Exercise | Below is a listing; write it out exactly and drop any images from it.

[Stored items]
= = = =

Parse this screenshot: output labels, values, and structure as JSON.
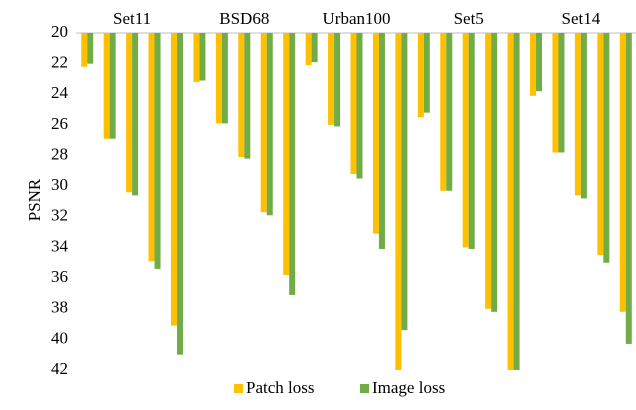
{
  "chart_data": {
    "type": "bar",
    "ylabel": "PSNR",
    "group_labels": [
      "Set11",
      "BSD68",
      "Urban100",
      "Set5",
      "Set14"
    ],
    "categories": [
      null,
      null,
      null,
      null,
      null,
      null,
      null,
      null,
      null,
      null,
      null,
      null,
      null,
      null,
      null,
      null,
      null,
      null,
      null,
      null,
      null,
      null,
      null,
      null,
      null
    ],
    "series": [
      {
        "name": "Patch loss",
        "color": "#ffc000",
        "values": [
          22.2,
          26.9,
          30.4,
          34.9,
          39.1,
          23.2,
          25.9,
          28.1,
          31.7,
          35.8,
          22.1,
          26.0,
          29.2,
          33.1,
          42,
          25.5,
          30.3,
          34.0,
          38.0,
          42,
          24.1,
          27.8,
          30.6,
          34.5,
          38.2
        ]
      },
      {
        "name": "Image loss",
        "color": "#70ad47",
        "values": [
          22.0,
          26.9,
          30.6,
          35.4,
          41.0,
          23.1,
          25.9,
          28.2,
          31.9,
          37.1,
          21.9,
          26.1,
          29.5,
          34.1,
          39.4,
          25.2,
          30.3,
          34.1,
          38.2,
          42,
          23.8,
          27.8,
          30.8,
          35.0,
          40.3
        ]
      }
    ],
    "ylim": [
      20,
      42
    ],
    "yticks": [
      20,
      22,
      24,
      26,
      28,
      30,
      32,
      34,
      36,
      38,
      40,
      42
    ],
    "y_inverted": true,
    "grid": false
  }
}
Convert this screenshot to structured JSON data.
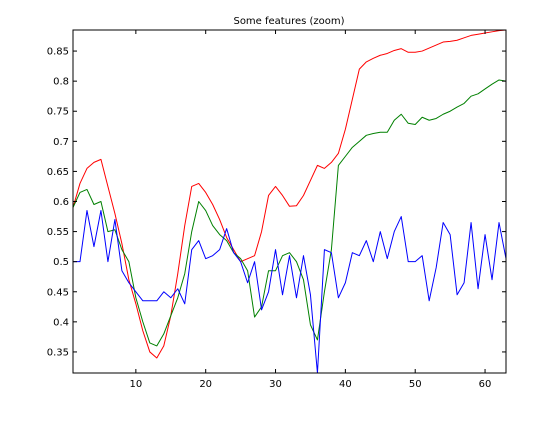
{
  "chart_data": {
    "type": "line",
    "title": "Some features (zoom)",
    "xlabel": "",
    "ylabel": "",
    "xlim": [
      1,
      63
    ],
    "ylim": [
      0.315,
      0.885
    ],
    "grid": false,
    "xticks": [
      10,
      20,
      30,
      40,
      50,
      60
    ],
    "yticks": [
      0.35,
      0.4,
      0.45,
      0.5,
      0.55,
      0.6,
      0.65,
      0.7,
      0.75,
      0.8,
      0.85
    ],
    "x": [
      1,
      2,
      3,
      4,
      5,
      6,
      7,
      8,
      9,
      10,
      11,
      12,
      13,
      14,
      15,
      16,
      17,
      18,
      19,
      20,
      21,
      22,
      23,
      24,
      25,
      26,
      27,
      28,
      29,
      30,
      31,
      32,
      33,
      34,
      35,
      36,
      37,
      38,
      39,
      40,
      41,
      42,
      43,
      44,
      45,
      46,
      47,
      48,
      49,
      50,
      51,
      52,
      53,
      54,
      55,
      56,
      57,
      58,
      59,
      60,
      61,
      62,
      63
    ],
    "series": [
      {
        "color": "#ff0000",
        "values": [
          0.59,
          0.63,
          0.655,
          0.665,
          0.67,
          0.625,
          0.58,
          0.53,
          0.47,
          0.43,
          0.385,
          0.35,
          0.34,
          0.36,
          0.41,
          0.48,
          0.56,
          0.625,
          0.63,
          0.615,
          0.595,
          0.57,
          0.54,
          0.52,
          0.5,
          0.505,
          0.51,
          0.55,
          0.61,
          0.625,
          0.61,
          0.592,
          0.593,
          0.61,
          0.635,
          0.66,
          0.655,
          0.665,
          0.68,
          0.72,
          0.77,
          0.82,
          0.832,
          0.838,
          0.843,
          0.846,
          0.851,
          0.854,
          0.848,
          0.848,
          0.85,
          0.855,
          0.86,
          0.865,
          0.866,
          0.868,
          0.872,
          0.876,
          0.878,
          0.88,
          0.882,
          0.884,
          0.885
        ]
      },
      {
        "color": "#008000",
        "values": [
          0.59,
          0.615,
          0.62,
          0.595,
          0.6,
          0.55,
          0.553,
          0.52,
          0.5,
          0.44,
          0.4,
          0.365,
          0.36,
          0.38,
          0.41,
          0.44,
          0.48,
          0.55,
          0.6,
          0.585,
          0.56,
          0.545,
          0.535,
          0.515,
          0.505,
          0.485,
          0.408,
          0.425,
          0.485,
          0.485,
          0.51,
          0.515,
          0.5,
          0.47,
          0.395,
          0.37,
          0.45,
          0.52,
          0.66,
          0.675,
          0.69,
          0.7,
          0.71,
          0.713,
          0.715,
          0.715,
          0.735,
          0.745,
          0.73,
          0.728,
          0.74,
          0.735,
          0.738,
          0.745,
          0.75,
          0.757,
          0.763,
          0.775,
          0.779,
          0.787,
          0.795,
          0.802,
          0.8
        ]
      },
      {
        "color": "#0000ff",
        "values": [
          0.5,
          0.5,
          0.585,
          0.525,
          0.585,
          0.5,
          0.57,
          0.485,
          0.465,
          0.45,
          0.435,
          0.435,
          0.435,
          0.45,
          0.44,
          0.455,
          0.43,
          0.52,
          0.535,
          0.505,
          0.51,
          0.52,
          0.555,
          0.515,
          0.5,
          0.465,
          0.5,
          0.42,
          0.45,
          0.52,
          0.445,
          0.51,
          0.44,
          0.51,
          0.445,
          0.315,
          0.52,
          0.515,
          0.44,
          0.465,
          0.515,
          0.51,
          0.535,
          0.5,
          0.55,
          0.505,
          0.55,
          0.575,
          0.5,
          0.5,
          0.51,
          0.435,
          0.49,
          0.565,
          0.545,
          0.445,
          0.465,
          0.565,
          0.455,
          0.545,
          0.47,
          0.565,
          0.505
        ]
      }
    ]
  }
}
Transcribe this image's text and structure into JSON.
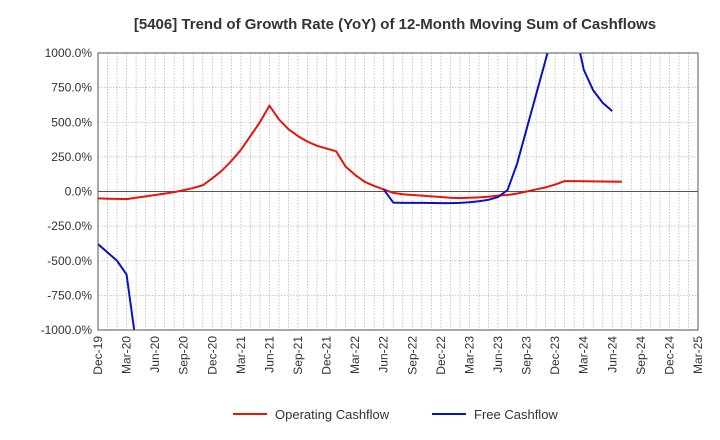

= = = =

Task solution |
Parse this screenshot: output labels, values, and structure as JSON.
{
  "chart_data": {
    "type": "bar",
    "ylabel": "PSNR",
    "group_labels": [
      "Set11",
      "BSD68",
      "Urban100",
      "Set5",
      "Set14"
    ],
    "categories": [
      null,
      null,
      null,
      null,
      null,
      null,
      null,
      null,
      null,
      null,
      null,
      null,
      null,
      null,
      null,
      null,
      null,
      null,
      null,
      null,
      null,
      null,
      null,
      null,
      null
    ],
    "series": [
      {
        "name": "Patch loss",
        "color": "#ffc000",
        "values": [
          22.2,
          26.9,
          30.4,
          34.9,
          39.1,
          23.2,
          25.9,
          28.1,
          31.7,
          35.8,
          22.1,
          26.0,
          29.2,
          33.1,
          42,
          25.5,
          30.3,
          34.0,
          38.0,
          42,
          24.1,
          27.8,
          30.6,
          34.5,
          38.2
        ]
      },
      {
        "name": "Image loss",
        "color": "#70ad47",
        "values": [
          22.0,
          26.9,
          30.6,
          35.4,
          41.0,
          23.1,
          25.9,
          28.2,
          31.9,
          37.1,
          21.9,
          26.1,
          29.5,
          34.1,
          39.4,
          25.2,
          30.3,
          34.1,
          38.2,
          42,
          23.8,
          27.8,
          30.8,
          35.0,
          40.3
        ]
      }
    ],
    "ylim": [
      20,
      42
    ],
    "yticks": [
      20,
      22,
      24,
      26,
      28,
      30,
      32,
      34,
      36,
      38,
      40,
      42
    ],
    "y_inverted": true,
    "grid": false
  }
}
Convert this screenshot to structured JSON data.
{
  "chart_data": {
    "type": "line",
    "title": "Some features (zoom)",
    "xlabel": "",
    "ylabel": "",
    "xlim": [
      1,
      63
    ],
    "ylim": [
      0.315,
      0.885
    ],
    "grid": false,
    "xticks": [
      10,
      20,
      30,
      40,
      50,
      60
    ],
    "yticks": [
      0.35,
      0.4,
      0.45,
      0.5,
      0.55,
      0.6,
      0.65,
      0.7,
      0.75,
      0.8,
      0.85
    ],
    "x": [
      1,
      2,
      3,
      4,
      5,
      6,
      7,
      8,
      9,
      10,
      11,
      12,
      13,
      14,
      15,
      16,
      17,
      18,
      19,
      20,
      21,
      22,
      23,
      24,
      25,
      26,
      27,
      28,
      29,
      30,
      31,
      32,
      33,
      34,
      35,
      36,
      37,
      38,
      39,
      40,
      41,
      42,
      43,
      44,
      45,
      46,
      47,
      48,
      49,
      50,
      51,
      52,
      53,
      54,
      55,
      56,
      57,
      58,
      59,
      60,
      61,
      62,
      63
    ],
    "series": [
      {
        "color": "#ff0000",
        "values": [
          0.59,
          0.63,
          0.655,
          0.665,
          0.67,
          0.625,
          0.58,
          0.53,
          0.47,
          0.43,
          0.385,
          0.35,
          0.34,
          0.36,
          0.41,
          0.48,
          0.56,
          0.625,
          0.63,
          0.615,
          0.595,
          0.57,
          0.54,
          0.52,
          0.5,
          0.505,
          0.51,
          0.55,
          0.61,
          0.625,
          0.61,
          0.592,
          0.593,
          0.61,
          0.635,
          0.66,
          0.655,
          0.665,
          0.68,
          0.72,
          0.77,
          0.82,
          0.832,
          0.838,
          0.843,
          0.846,
          0.851,
          0.854,
          0.848,
          0.848,
          0.85,
          0.855,
          0.86,
          0.865,
          0.866,
          0.868,
          0.872,
          0.876,
          0.878,
          0.88,
          0.882,
          0.884,
          0.885
        ]
      },
      {
        "color": "#008000",
        "values": [
          0.59,
          0.615,
          0.62,
          0.595,
          0.6,
          0.55,
          0.553,
          0.52,
          0.5,
          0.44,
          0.4,
          0.365,
          0.36,
          0.38,
          0.41,
          0.44,
          0.48,
          0.55,
          0.6,
          0.585,
          0.56,
          0.545,
          0.535,
          0.515,
          0.505,
          0.485,
          0.408,
          0.425,
          0.485,
          0.485,
          0.51,
          0.515,
          0.5,
          0.47,
          0.395,
          0.37,
          0.45,
          0.52,
          0.66,
          0.675,
          0.69,
          0.7,
          0.71,
          0.713,
          0.715,
          0.715,
          0.735,
          0.745,
          0.73,
          0.728,
          0.74,
          0.735,
          0.738,
          0.745,
          0.75,
          0.757,
          0.763,
          0.775,
          0.779,
          0.787,
          0.795,
          0.802,
          0.8
        ]
      },
      {
        "color": "#0000ff",
        "values": [
          0.5,
          0.5,
          0.585,
          0.525,
          0.585,
          0.5,
          0.57,
          0.485,
          0.465,
          0.45,
          0.435,
          0.435,
          0.435,
          0.45,
          0.44,
          0.455,
          0.43,
          0.52,
          0.535,
          0.505,
          0.51,
          0.52,
          0.555,
          0.515,
          0.5,
          0.465,
          0.5,
          0.42,
          0.45,
          0.52,
          0.445,
          0.51,
          0.44,
          0.51,
          0.445,
          0.315,
          0.52,
          0.515,
          0.44,
          0.465,
          0.515,
          0.51,
          0.535,
          0.5,
          0.55,
          0.505,
          0.55,
          0.575,
          0.5,
          0.5,
          0.51,
          0.435,
          0.49,
          0.565,
          0.545,
          0.445,
          0.465,
          0.565,
          0.455,
          0.545,
          0.47,
          0.565,
          0.505
        ]
      }
    ]
  }
}
Transcribe this image's text and structure into JSON.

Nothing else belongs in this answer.